- What is expected:
List the lines of this listing that hold the word "related".

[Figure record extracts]
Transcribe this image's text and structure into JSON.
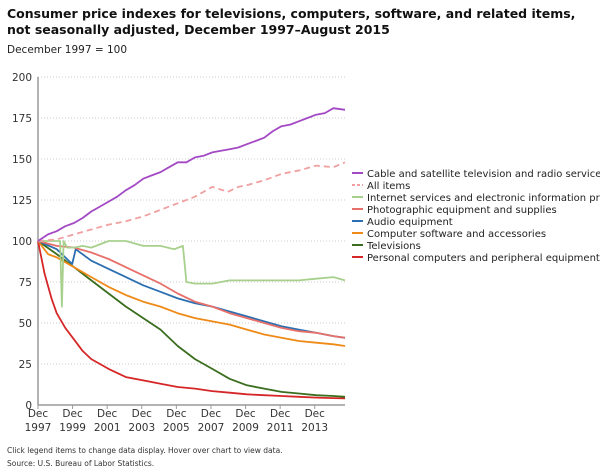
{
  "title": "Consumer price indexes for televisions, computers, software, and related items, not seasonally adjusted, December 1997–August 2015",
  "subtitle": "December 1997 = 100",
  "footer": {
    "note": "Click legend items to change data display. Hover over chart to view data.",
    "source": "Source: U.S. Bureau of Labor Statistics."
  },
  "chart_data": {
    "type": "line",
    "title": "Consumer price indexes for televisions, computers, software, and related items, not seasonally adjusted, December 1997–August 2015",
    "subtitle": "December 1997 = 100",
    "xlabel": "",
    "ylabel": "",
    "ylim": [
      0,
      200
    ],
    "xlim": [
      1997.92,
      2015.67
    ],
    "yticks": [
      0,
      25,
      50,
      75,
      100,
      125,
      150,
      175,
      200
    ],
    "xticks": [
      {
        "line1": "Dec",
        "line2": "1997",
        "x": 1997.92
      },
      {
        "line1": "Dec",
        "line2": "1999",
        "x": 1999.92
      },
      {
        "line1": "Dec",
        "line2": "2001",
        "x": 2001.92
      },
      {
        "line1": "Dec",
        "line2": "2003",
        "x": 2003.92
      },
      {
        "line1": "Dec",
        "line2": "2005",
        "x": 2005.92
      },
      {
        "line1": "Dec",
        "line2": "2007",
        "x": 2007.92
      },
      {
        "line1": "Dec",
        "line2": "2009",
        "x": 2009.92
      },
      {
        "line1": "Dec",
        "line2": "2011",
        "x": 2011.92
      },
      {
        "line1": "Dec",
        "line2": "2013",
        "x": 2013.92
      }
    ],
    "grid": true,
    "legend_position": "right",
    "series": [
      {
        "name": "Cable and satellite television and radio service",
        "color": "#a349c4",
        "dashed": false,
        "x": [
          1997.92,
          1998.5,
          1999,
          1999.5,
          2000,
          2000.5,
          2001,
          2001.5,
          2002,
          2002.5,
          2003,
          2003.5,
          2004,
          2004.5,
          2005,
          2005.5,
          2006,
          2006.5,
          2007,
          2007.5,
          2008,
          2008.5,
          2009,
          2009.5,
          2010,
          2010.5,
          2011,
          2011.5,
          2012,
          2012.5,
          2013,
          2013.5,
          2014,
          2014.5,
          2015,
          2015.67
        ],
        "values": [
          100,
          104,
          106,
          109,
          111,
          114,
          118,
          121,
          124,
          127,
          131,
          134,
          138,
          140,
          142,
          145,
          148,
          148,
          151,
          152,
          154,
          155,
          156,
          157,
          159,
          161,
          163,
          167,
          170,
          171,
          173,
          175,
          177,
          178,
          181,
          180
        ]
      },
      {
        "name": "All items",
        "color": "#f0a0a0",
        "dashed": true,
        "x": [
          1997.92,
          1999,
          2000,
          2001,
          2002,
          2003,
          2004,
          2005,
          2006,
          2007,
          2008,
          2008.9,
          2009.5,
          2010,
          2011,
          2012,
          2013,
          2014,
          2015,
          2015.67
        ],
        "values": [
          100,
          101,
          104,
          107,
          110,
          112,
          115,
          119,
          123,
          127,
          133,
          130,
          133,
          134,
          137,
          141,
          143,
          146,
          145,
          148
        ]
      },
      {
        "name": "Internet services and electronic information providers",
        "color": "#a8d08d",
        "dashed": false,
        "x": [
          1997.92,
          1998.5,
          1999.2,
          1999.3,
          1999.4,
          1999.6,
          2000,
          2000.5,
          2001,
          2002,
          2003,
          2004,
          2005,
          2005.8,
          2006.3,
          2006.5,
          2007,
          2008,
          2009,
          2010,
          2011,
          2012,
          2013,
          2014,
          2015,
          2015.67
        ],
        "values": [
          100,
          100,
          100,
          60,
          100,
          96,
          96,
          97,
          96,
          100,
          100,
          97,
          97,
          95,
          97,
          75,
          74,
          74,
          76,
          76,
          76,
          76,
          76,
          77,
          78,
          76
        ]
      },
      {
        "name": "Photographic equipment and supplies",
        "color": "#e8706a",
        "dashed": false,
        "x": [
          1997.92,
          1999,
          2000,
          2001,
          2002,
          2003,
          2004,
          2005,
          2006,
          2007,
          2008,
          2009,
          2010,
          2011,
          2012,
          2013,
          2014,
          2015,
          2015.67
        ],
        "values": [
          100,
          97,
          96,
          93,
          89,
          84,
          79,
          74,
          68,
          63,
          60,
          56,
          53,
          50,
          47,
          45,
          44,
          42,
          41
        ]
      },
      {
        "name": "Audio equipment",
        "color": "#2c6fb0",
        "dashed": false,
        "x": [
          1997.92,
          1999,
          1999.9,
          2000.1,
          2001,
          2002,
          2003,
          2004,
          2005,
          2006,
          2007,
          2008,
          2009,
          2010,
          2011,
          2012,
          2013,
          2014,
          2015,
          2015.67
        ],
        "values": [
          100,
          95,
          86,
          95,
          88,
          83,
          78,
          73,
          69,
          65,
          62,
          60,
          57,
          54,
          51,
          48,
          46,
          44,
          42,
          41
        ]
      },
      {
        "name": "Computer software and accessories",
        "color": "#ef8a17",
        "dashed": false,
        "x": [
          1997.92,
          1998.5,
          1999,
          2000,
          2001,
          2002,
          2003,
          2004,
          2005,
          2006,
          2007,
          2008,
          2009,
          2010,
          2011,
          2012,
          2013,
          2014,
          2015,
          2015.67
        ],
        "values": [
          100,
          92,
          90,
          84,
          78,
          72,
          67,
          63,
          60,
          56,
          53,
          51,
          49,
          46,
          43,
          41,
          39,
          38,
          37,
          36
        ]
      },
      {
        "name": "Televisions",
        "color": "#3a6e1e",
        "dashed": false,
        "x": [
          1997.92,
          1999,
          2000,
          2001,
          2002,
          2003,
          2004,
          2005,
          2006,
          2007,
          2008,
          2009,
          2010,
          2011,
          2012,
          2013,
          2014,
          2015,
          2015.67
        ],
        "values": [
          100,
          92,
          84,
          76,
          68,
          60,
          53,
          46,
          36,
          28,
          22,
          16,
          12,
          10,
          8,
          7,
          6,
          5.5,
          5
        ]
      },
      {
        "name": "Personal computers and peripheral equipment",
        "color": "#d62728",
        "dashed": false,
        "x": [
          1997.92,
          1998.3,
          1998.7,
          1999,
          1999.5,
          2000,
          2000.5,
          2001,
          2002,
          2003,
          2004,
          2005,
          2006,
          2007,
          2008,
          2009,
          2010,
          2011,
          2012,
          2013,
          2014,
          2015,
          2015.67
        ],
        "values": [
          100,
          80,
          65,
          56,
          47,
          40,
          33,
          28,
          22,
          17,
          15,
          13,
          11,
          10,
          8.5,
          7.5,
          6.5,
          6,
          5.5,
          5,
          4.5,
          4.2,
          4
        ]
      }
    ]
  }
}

- Exercise solution:
  "title": "Consumer price indexes for televisions, computers, software, and related items, not seasonally adjusted, December 1997–August 2015",
    "title": "Consumer price indexes for televisions, computers, software, and related items, not seasonally adjusted, December 1997–August 2015",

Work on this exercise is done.